Objective ::
Reproduce every record below exactly as written, but leave out any pictures.

Data records ::
▽

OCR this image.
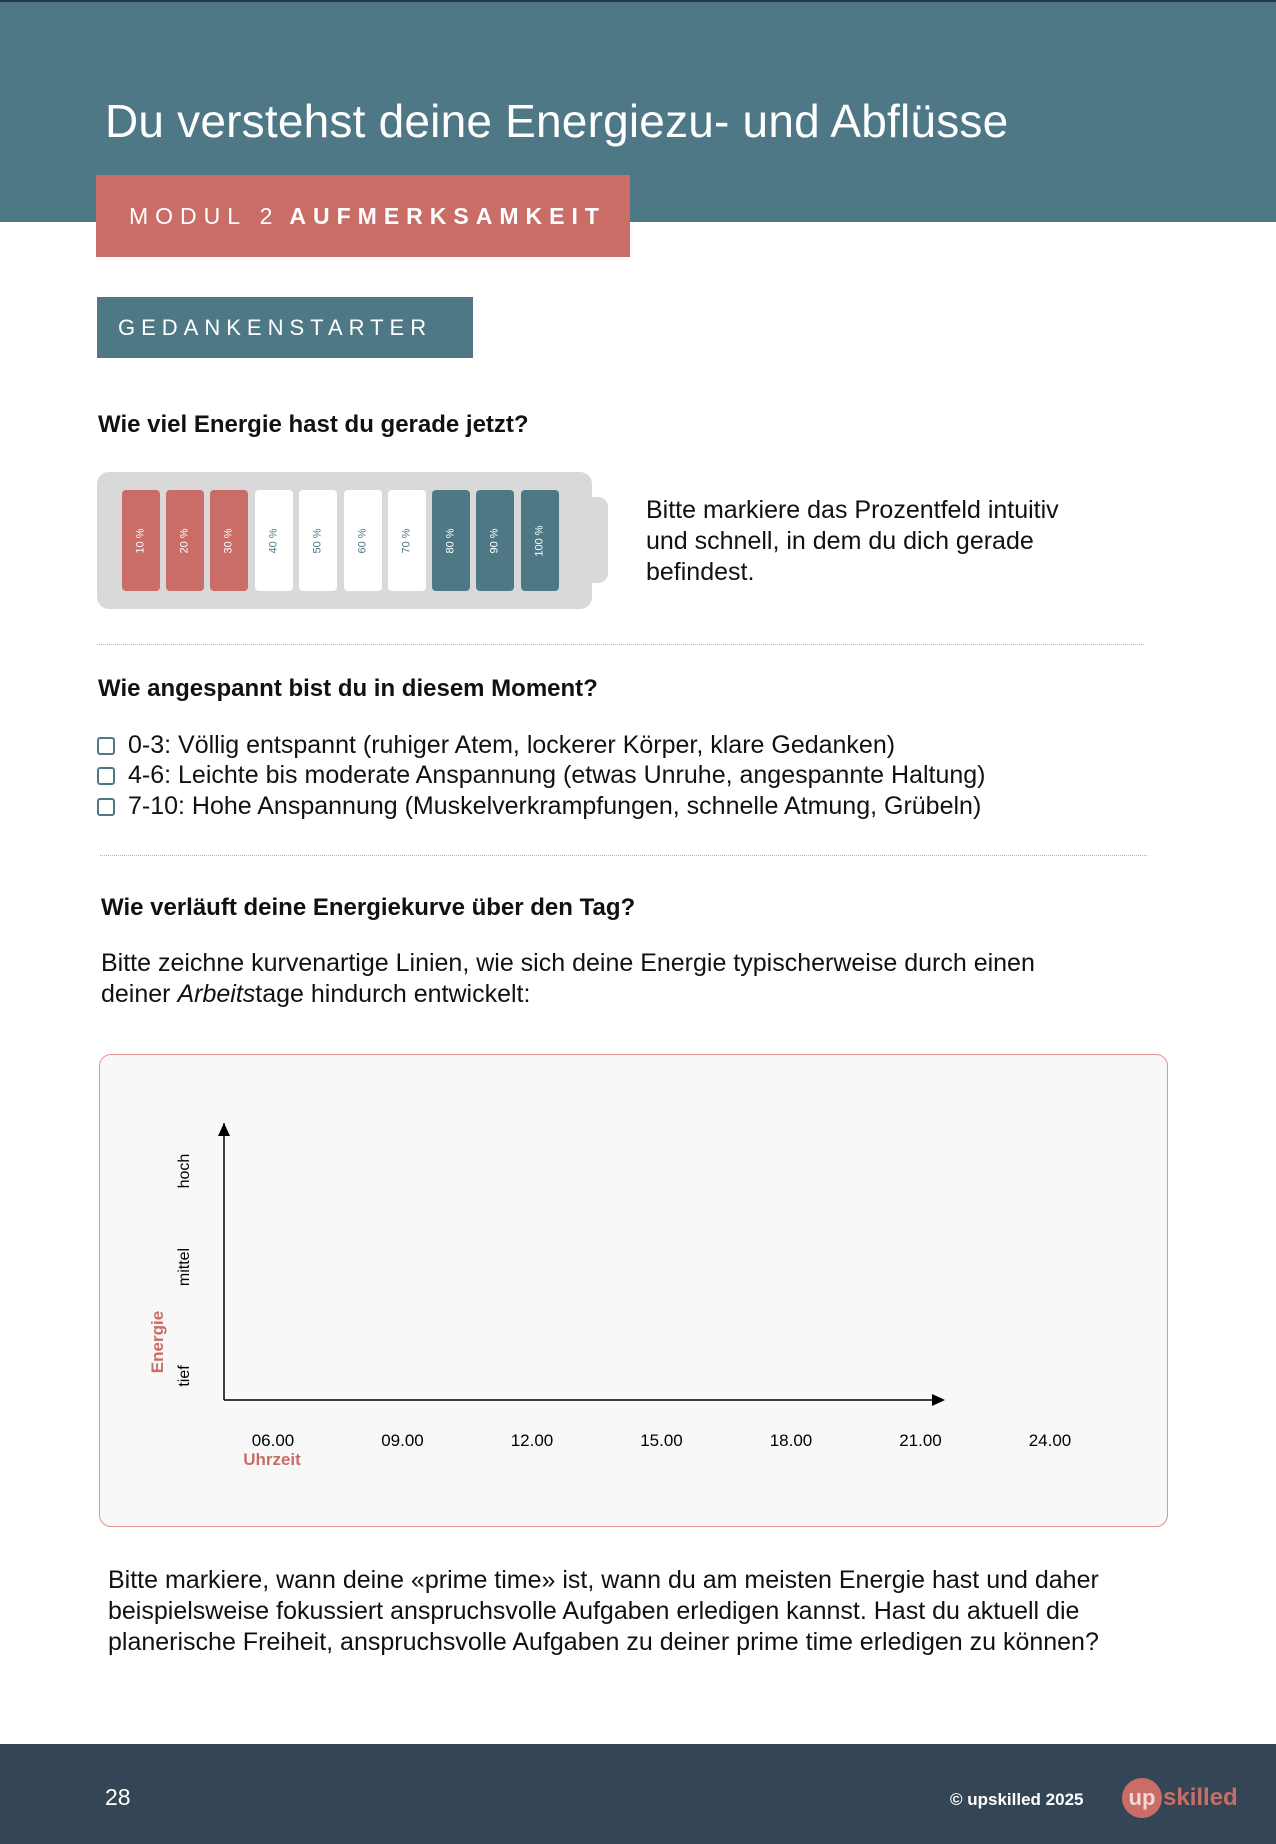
Du verstehst deine Energiezu- und Abflüsse
MODUL 2 AUFMERKSAMKEIT
GEDANKENSTARTER
Wie viel Energie hast du gerade jetzt?
10 %	20 %	30 %	40 %	50 %	60 %	70 %	80 %	90 %	100 %
Bitte markiere das Prozentfeld intuitiv und schnell, in dem du dich gerade befindest.
Wie angespannt bist du in diesem Moment?
0-3: Völlig entspannt (ruhiger Atem, lockerer Körper, klare Gedanken)
4-6: Leichte bis moderate Anspannung (etwas Unruhe, angespannte Haltung)
7-10: Hohe Anspannung (Muskelverkrampfungen, schnelle Atmung, Grübeln)
Wie verläuft deine Energiekurve über den Tag?
Bitte zeichne kurvenartige Linien, wie sich deine Energie typischerweise durch einen deiner Arbeitstage hindurch entwickelt:
tief
mittel
hoch
Energie
06.00	09.00	12.00	15.00	18.00	21.00	24.00
Uhrzeit
Bitte markiere, wann deine «prime time» ist, wann du am meisten Energie hast und daher beispielsweise fokussiert anspruchsvolle Aufgaben erledigen kannst. Hast du aktuell die planerische Freiheit, anspruchsvolle Aufgaben zu deiner prime time erledigen zu können?
28	© upskilled 2025 up skilled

△

Full answer ::
OCR this image.
Du verstehst deine Energiezu- und Abflüsse
MODUL 2 AUFMERKSAMKEIT
GEDANKENSTARTER
Wie viel Energie hast du gerade jetzt?
10 %	20 %	30 %	40 %	50 %	60 %	70 %	80 %	90 %	100 %
Bitte markiere das Prozentfeld intuitiv und schnell, in dem du dich gerade befindest.
Wie angespannt bist du in diesem Moment?
0-3: Völlig entspannt (ruhiger Atem, lockerer Körper, klare Gedanken)
4-6: Leichte bis moderate Anspannung (etwas Unruhe, angespannte Haltung)
7-10: Hohe Anspannung (Muskelverkrampfungen, schnelle Atmung, Grübeln)
Wie verläuft deine Energiekurve über den Tag?
Bitte zeichne kurvenartige Linien, wie sich deine Energie typischerweise durch einen deiner Arbeitstage hindurch entwickelt:
tief
mittel
hoch
Energie
06.00	09.00	12.00	15.00	18.00	21.00	24.00
Uhrzeit
Bitte markiere, wann deine «prime time» ist, wann du am meisten Energie hast und daher beispielsweise fokussiert anspruchsvolle Aufgaben erledigen kannst. Hast du aktuell die planerische Freiheit, anspruchsvolle Aufgaben zu deiner prime time erledigen zu können?
28	© upskilled 2025 up skilled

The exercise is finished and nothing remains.